■ EXERCISE 1:
Copy the rows verbatim, from the first line of the rows up to and including the line containing "depth-dimension: 124 [535,24,570,47]".

# 1st PRO Member Haulage



## Dominikanmorena (Apr 14, 2010)

Hey Beauties... Afterwork i took a trip to the MAC store in SoHo N.Y.C. This was my first purchase as a PRO member!!!! I didnt go ALL out but im still satisfied 
	

	
	
		
		

		
			





Fix +
MAC Wipes (not pictured)
Velvet Teddy l/s
Partial to Pink - Creemsheen 
Quad Compact
Satin Taupe e/s
All that Glitters e/s
Shroom e/s
Handwritten e/s
Sea & Sky e/s


----------



## GlamQueen21 (Apr 14, 2010)

Awesome haul!! Congrats on being a PRO member! Enjoy your lovely goodies!


----------



## sheaspearl83 (Apr 14, 2010)

Nice!  Congratulations!


----------



## RandomnessWithK (Apr 14, 2010)

Nice goodies you've got! 
	

	
	
		
		

		
		
	


	




 congrats!!


----------



## Dominikanmorena (Apr 14, 2010)

Thanx ladies. I'm so excited to get my kit to where it needs to be.


----------



## xbuttonsx (Apr 15, 2010)

I love Partial to Pink <3


----------



## n_c (Apr 15, 2010)

great haul, enjoy!


----------



## gemmel06 (Apr 16, 2010)

Nicce haul and congrats


----------



## peachesxsan (Apr 17, 2010)

congrats!  great haul!  i love seeing MAC goodies all gathered together =D


----------



## Susanne (Apr 17, 2010)

Congrats and enjoy your haul!


----------



## somethingsweet (Apr 17, 2010)

I love all your quad shadows!


----------



## bluedevilkitty (Apr 18, 2010)

Great haul!


----------



## MizzMelroseMood (Apr 18, 2010)

Awesome haul! 
	

	
	
		
		

		
		
	


	




 I love Sea & Sky.


----------



## michieme (Apr 23, 2010)

Wonderful and congratulations!


----------



## tennischic09 (Apr 24, 2010)

lovely haul!


----------



## faetis (Apr 25, 2010)

Great haul! Enjoy!


----------



## xsunshiine (May 13, 2010)

congrats on being pro member! 
	

	
	
		
		

		
		
	


	




 have fun with your new discounts


----------

■ ITEMS:
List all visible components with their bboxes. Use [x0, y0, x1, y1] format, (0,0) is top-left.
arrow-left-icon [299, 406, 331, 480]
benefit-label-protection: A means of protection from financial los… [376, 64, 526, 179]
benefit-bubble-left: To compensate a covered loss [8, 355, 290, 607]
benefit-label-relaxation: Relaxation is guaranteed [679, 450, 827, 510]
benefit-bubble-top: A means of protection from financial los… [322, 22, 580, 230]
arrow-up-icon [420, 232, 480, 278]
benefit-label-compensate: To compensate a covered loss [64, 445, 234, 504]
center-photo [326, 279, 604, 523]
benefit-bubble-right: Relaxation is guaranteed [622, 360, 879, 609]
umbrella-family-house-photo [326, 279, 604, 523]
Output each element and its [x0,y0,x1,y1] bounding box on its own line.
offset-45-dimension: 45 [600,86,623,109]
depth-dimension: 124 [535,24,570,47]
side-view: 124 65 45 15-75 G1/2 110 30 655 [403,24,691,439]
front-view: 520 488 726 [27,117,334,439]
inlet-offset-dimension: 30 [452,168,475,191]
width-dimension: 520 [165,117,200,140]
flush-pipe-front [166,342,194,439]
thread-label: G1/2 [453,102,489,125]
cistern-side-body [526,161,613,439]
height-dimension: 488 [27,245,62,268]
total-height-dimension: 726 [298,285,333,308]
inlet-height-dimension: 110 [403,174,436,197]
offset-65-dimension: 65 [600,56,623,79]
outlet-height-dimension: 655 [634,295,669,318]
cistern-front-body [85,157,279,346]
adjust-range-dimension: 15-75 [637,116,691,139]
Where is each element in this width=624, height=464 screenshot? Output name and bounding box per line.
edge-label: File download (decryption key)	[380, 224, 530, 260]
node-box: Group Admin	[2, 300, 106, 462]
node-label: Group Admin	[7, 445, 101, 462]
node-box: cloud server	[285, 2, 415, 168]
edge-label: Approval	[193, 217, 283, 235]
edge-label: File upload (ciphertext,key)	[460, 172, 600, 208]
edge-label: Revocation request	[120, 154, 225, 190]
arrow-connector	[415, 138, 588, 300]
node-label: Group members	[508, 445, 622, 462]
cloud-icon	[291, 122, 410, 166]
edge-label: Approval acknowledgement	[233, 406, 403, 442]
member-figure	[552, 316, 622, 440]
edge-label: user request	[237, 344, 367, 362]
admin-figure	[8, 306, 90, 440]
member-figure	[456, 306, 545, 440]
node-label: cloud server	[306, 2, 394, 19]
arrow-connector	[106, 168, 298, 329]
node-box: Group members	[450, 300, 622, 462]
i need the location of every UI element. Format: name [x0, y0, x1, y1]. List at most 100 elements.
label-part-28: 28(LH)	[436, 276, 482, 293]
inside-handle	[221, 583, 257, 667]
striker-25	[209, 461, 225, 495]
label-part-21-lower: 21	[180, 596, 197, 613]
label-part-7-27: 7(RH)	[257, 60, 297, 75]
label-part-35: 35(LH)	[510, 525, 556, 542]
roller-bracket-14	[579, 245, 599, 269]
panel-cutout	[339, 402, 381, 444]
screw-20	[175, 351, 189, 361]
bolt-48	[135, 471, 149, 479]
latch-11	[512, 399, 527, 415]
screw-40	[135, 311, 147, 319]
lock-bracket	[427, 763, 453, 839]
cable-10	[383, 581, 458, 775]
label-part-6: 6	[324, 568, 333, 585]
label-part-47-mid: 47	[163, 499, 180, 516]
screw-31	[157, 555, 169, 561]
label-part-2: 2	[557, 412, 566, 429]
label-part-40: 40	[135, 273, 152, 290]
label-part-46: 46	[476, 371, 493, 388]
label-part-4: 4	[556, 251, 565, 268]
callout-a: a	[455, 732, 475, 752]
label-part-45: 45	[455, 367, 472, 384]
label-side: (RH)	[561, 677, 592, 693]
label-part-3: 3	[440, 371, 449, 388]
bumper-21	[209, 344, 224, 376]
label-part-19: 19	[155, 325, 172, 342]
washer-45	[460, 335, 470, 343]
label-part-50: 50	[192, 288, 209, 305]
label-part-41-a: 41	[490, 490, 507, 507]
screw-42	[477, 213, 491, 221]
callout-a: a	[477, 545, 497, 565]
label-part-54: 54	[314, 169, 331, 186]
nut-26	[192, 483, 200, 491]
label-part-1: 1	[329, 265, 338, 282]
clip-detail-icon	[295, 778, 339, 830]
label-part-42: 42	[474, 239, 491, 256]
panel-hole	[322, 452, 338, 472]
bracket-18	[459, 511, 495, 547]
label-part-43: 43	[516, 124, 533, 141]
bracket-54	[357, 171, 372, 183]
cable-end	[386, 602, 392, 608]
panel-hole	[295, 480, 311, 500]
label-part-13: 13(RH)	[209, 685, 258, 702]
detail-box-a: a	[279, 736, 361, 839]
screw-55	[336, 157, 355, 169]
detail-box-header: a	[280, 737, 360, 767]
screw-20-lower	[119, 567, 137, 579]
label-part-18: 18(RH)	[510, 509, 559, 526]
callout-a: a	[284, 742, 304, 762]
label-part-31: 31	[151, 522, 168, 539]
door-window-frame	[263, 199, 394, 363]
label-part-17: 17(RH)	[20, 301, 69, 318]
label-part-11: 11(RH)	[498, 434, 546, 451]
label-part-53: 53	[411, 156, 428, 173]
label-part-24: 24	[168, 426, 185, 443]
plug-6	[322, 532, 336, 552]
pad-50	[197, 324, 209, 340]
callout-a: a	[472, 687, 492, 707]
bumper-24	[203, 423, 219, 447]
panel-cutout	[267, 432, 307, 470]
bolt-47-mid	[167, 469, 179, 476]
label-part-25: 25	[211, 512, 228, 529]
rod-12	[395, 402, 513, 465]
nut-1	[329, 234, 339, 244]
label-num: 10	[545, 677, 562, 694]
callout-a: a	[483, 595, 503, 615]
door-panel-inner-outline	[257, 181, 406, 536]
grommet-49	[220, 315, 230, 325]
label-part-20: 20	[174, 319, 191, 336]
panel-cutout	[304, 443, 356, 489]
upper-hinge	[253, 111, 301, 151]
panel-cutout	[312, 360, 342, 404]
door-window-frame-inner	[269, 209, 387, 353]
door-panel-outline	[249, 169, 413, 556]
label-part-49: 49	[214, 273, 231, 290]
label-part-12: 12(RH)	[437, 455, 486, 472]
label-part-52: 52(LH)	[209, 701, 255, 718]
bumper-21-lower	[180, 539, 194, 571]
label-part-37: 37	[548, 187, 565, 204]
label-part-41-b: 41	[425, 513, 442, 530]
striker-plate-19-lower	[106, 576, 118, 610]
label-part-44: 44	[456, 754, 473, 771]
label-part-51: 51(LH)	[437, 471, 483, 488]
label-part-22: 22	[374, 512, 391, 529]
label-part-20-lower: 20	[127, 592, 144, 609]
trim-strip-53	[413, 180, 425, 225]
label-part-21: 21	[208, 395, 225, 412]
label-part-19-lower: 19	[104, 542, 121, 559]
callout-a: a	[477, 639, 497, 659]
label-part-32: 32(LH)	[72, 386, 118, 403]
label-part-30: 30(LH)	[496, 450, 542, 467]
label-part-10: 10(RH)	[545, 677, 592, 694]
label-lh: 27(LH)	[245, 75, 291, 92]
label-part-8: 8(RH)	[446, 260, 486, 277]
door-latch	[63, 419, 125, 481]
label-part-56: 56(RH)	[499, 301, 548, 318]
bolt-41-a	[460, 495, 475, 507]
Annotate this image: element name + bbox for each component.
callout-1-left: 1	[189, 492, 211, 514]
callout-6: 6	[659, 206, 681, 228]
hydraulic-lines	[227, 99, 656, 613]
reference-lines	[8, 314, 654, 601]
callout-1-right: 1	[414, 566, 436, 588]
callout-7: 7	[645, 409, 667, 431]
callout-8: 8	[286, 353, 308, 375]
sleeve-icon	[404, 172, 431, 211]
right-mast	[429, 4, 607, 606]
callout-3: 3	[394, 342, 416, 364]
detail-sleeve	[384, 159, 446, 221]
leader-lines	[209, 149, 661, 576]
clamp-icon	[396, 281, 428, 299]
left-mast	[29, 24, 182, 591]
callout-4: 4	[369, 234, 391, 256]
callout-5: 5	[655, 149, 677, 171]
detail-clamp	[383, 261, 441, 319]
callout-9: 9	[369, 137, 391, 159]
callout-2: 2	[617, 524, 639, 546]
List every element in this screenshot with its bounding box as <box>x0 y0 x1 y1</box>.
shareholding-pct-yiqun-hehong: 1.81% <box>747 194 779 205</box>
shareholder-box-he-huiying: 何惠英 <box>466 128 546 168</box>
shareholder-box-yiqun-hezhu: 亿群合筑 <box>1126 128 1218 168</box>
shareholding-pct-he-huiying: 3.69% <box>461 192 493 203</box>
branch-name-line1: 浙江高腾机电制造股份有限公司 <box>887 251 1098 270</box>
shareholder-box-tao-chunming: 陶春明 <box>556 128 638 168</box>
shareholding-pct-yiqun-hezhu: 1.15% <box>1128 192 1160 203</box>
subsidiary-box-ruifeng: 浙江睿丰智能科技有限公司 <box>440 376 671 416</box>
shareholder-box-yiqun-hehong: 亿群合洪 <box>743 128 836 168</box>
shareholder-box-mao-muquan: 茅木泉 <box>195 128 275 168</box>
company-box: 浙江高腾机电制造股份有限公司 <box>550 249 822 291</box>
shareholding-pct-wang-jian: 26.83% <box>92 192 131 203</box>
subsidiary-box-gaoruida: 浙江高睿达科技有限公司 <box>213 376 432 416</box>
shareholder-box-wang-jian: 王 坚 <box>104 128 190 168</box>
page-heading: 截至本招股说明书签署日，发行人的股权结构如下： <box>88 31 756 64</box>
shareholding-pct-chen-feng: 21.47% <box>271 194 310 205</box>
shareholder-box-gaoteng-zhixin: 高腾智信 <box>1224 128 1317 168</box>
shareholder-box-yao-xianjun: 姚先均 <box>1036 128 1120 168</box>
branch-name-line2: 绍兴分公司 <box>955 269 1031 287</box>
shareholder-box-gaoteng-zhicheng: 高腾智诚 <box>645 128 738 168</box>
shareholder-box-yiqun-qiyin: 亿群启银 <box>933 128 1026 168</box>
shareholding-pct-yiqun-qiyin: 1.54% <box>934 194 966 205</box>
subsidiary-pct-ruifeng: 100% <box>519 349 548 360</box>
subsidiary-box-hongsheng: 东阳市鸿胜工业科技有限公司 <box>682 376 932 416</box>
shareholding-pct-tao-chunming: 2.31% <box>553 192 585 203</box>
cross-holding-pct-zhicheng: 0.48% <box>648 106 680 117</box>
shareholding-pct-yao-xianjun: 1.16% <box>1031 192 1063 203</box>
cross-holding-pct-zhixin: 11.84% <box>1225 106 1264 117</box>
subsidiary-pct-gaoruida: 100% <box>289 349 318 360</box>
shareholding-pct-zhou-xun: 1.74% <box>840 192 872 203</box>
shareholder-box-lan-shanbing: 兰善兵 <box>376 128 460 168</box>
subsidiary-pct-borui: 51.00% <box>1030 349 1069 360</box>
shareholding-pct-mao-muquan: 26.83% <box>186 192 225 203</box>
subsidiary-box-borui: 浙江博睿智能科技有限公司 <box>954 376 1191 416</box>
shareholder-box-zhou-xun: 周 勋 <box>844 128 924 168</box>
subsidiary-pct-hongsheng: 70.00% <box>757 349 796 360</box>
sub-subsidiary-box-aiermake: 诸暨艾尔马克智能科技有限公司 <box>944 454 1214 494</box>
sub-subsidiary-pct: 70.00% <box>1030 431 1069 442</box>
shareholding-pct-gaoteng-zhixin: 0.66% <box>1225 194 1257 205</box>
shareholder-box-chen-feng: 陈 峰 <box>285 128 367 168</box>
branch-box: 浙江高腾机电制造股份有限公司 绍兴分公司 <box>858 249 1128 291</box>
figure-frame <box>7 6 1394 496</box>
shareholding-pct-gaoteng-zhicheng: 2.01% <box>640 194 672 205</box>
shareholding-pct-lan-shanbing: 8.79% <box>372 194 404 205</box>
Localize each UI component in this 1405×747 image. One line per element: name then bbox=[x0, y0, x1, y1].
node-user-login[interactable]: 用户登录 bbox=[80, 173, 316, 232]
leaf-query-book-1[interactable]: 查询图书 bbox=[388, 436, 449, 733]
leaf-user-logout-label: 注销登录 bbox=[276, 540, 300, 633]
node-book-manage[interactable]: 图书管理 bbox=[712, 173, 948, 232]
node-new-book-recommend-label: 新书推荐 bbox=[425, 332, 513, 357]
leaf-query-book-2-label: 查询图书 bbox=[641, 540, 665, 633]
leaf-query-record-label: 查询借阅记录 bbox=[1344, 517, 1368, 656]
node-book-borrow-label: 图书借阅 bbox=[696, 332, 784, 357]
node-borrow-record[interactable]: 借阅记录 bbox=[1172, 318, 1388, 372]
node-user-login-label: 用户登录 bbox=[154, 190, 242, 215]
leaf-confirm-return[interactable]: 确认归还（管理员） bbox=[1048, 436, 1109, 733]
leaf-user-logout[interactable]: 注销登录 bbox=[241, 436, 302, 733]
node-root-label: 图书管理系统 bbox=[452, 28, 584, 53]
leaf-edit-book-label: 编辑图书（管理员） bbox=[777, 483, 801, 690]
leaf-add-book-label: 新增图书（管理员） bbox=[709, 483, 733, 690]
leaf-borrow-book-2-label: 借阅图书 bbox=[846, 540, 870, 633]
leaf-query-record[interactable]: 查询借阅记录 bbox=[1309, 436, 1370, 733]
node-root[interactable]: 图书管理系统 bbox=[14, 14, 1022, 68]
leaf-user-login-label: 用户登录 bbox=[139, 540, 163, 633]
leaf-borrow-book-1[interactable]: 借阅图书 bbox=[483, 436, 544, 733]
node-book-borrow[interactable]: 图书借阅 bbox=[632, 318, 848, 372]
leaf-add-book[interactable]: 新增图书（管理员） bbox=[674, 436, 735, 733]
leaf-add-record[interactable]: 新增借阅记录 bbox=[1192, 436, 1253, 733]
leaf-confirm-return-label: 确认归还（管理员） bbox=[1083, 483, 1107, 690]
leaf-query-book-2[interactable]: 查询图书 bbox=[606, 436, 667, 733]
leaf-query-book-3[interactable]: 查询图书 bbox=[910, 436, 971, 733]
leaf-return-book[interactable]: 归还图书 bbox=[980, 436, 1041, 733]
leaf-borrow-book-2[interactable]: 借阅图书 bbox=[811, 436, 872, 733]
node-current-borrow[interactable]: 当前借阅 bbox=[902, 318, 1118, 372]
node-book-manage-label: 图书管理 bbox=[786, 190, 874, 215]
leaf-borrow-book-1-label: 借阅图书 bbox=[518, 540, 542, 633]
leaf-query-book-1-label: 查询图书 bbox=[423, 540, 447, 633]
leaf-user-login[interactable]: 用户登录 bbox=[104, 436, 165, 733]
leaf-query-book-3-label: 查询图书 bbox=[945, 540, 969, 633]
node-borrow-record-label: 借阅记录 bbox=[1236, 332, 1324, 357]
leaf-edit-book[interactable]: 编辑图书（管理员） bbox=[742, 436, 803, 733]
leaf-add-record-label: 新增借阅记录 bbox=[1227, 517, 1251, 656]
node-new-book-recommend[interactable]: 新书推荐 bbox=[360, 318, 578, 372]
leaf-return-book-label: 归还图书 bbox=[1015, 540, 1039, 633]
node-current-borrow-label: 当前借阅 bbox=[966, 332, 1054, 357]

■ EXERCISE 2:
Based on the MAC haul thread, state whether each statement agrees with it, answering yes or no and quoting the deciding words: (a) The first purchase as a PRO member was made at the MAC store in SoHo. (b) The MAC Wipes appear in the picture of the purchase. (c) One reply expresses love for Partial to Pink.

■ CORRECT ANSWER 1:
List all visible components with their bboxes. Use [x0, y0, x1, y1] format, (0,0) is top-left.
arrow-left-icon [299, 406, 331, 480]
benefit-label-protection: A means of protection from financial los… [376, 64, 526, 179]
benefit-bubble-left: To compensate a covered loss [8, 355, 290, 607]
benefit-label-relaxation: Relaxation is guaranteed [679, 450, 827, 510]
benefit-bubble-top: A means of protection from financial los… [322, 22, 580, 230]
arrow-up-icon [420, 232, 480, 278]
benefit-label-compensate: To compensate a covered loss [64, 445, 234, 504]
center-photo [326, 279, 604, 523]
benefit-bubble-right: Relaxation is guaranteed [622, 360, 879, 609]
umbrella-family-house-photo [326, 279, 604, 523]
Output each element and its [x0,y0,x1,y1] bounding box on its own line.
offset-45-dimension: 45 [600,86,623,109]
depth-dimension: 124 [535,24,570,47]

■ CORRECT ANSWER 2:
(a) Yes: "Afterwork i took a trip to the MAC store in SoHo N.Y.C. This was my first purchase as a PRO member!!!!"
(b) No: "MAC Wipes (not pictured)"
(c) Yes: "I love Partial to Pink <3"